Below are some records. Copy every line in them that holds "means".

Stored data entries
'''
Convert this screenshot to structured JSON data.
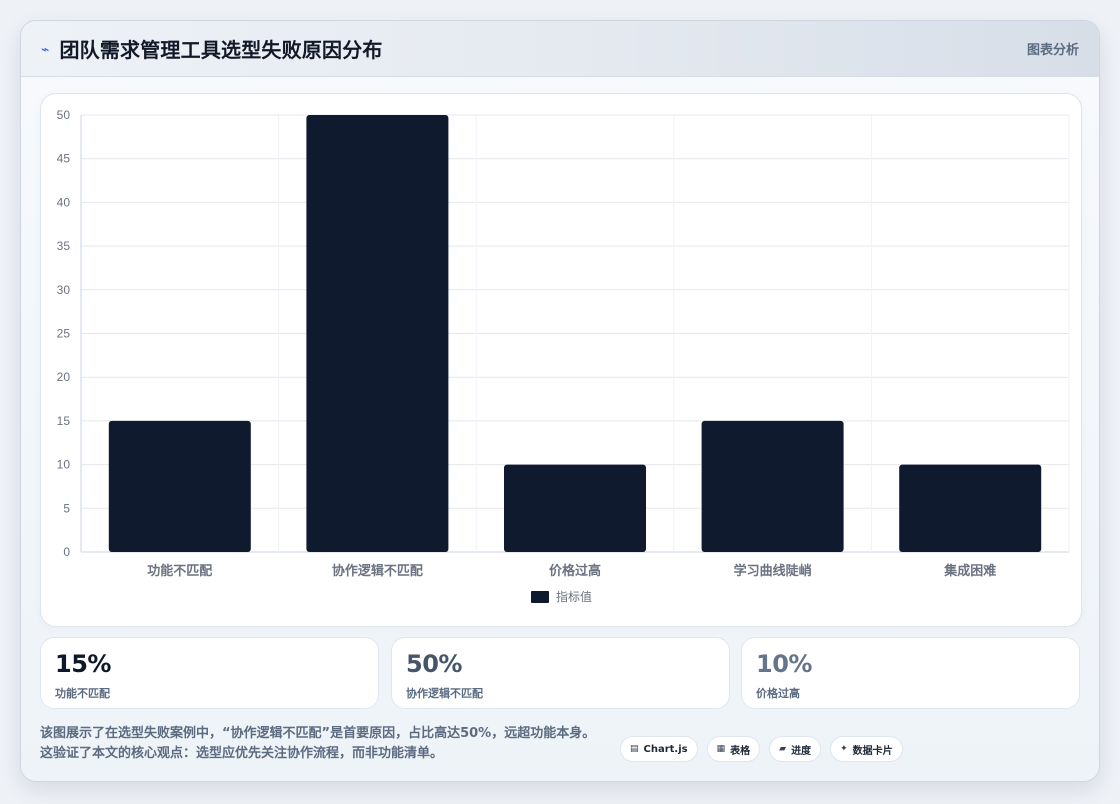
{
  "header": {
    "title": "团队需求管理工具选型失败原因分布",
    "link": "图表分析",
    "icon": "spark-icon"
  },
  "chart_data": {
    "type": "bar",
    "categories": [
      "功能不匹配",
      "协作逻辑不匹配",
      "价格过高",
      "学习曲线陡峭",
      "集成困难"
    ],
    "series": [
      {
        "name": "指标值",
        "values": [
          15,
          50,
          10,
          15,
          10
        ],
        "color": "#0f1a2e"
      }
    ],
    "y_ticks": [
      0,
      5,
      10,
      15,
      20,
      25,
      30,
      35,
      40,
      45,
      50
    ],
    "ylim": [
      0,
      50
    ],
    "grid": true,
    "legend_position": "bottom-center",
    "title": "",
    "xlabel": "",
    "ylabel": ""
  },
  "stats": [
    {
      "value": "15%",
      "label": "功能不匹配",
      "color": "#0f172a"
    },
    {
      "value": "50%",
      "label": "协作逻辑不匹配",
      "color": "#475569"
    },
    {
      "value": "10%",
      "label": "价格过高",
      "color": "#64748b"
    }
  ],
  "footer": {
    "description": "该图展示了在选型失败案例中，“协作逻辑不匹配”是首要原因，占比高达50%，远超功能本身。这验证了本文的核心观点：选型应优先关注协作流程，而非功能清单。",
    "tags": [
      {
        "icon": "▤",
        "label": "Chart.js"
      },
      {
        "icon": "▦",
        "label": "表格"
      },
      {
        "icon": "▰",
        "label": "进度"
      },
      {
        "icon": "✦",
        "label": "数据卡片"
      }
    ]
  }
}
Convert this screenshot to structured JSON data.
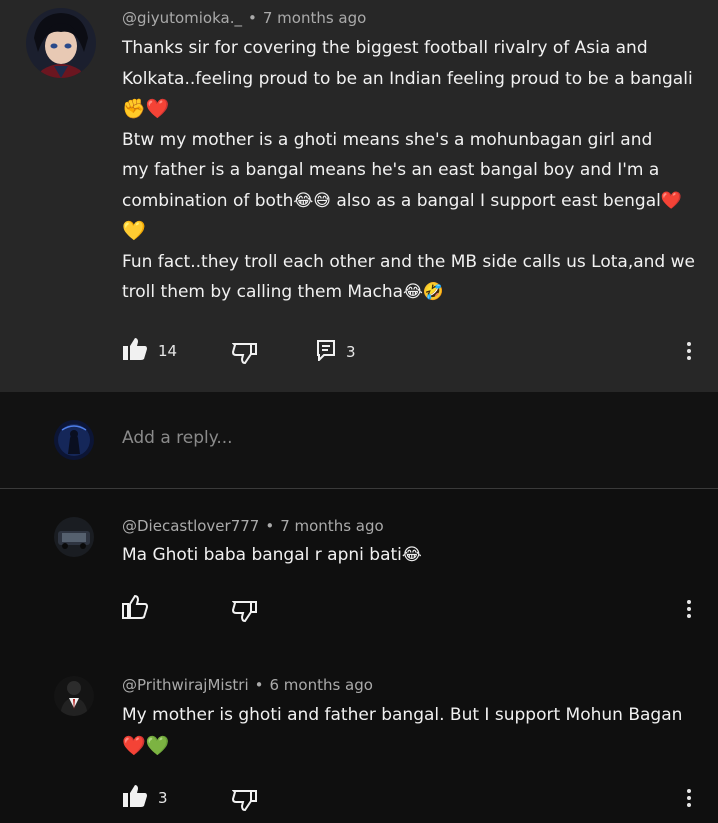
{
  "colors": {
    "parent_bg": "#272727",
    "page_bg": "#0f0f0f",
    "text": "#f1f1f1",
    "meta": "#aaaaaa",
    "heart_red": "#e0243a",
    "heart_green": "#5cc23a",
    "heart_yellow": "#f5c518"
  },
  "parent": {
    "author": "@giyutomioka._",
    "time": "7 months ago",
    "lines": [
      "Thanks sir for covering the biggest football rivalry of Asia and",
      "Kolkata..feeling proud to be an Indian feeling proud to be a bangali",
      "✊❤️",
      "Btw my mother is a ghoti means she's a mohunbagan girl and",
      "my father is a bangal means he's an east bangal boy and I'm a",
      "combination of both😂😅 also as a bangal I support east bengal❤️",
      "💛",
      "Fun fact..they troll each other and the MB side calls us Lota,and we",
      "troll them by calling them Macha😂🤣"
    ],
    "likes": "14",
    "replies": "3",
    "icons": {
      "like": "thumbs-up-filled-icon",
      "dislike": "thumbs-down-icon",
      "reply": "comment-icon",
      "more": "more-vert-icon"
    }
  },
  "reply_box": {
    "placeholder": "Add a reply..."
  },
  "replies": [
    {
      "author": "@Diecastlover777",
      "time": "7 months ago",
      "lines": [
        "Ma Ghoti baba bangal r apni bati😂"
      ],
      "likes": ""
    },
    {
      "author": "@PrithwirajMistri",
      "time": "6 months ago",
      "lines": [
        "My mother is ghoti and father bangal. But I support Mohun Bagan",
        "❤️💚"
      ],
      "likes": "3"
    }
  ]
}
'''
> _RESPONSE TO THE TASK_:
      "Btw my mother is a ghoti means she's a mohunbagan girl and",
      "my father is a bangal means he's an east bangal boy and I'm a",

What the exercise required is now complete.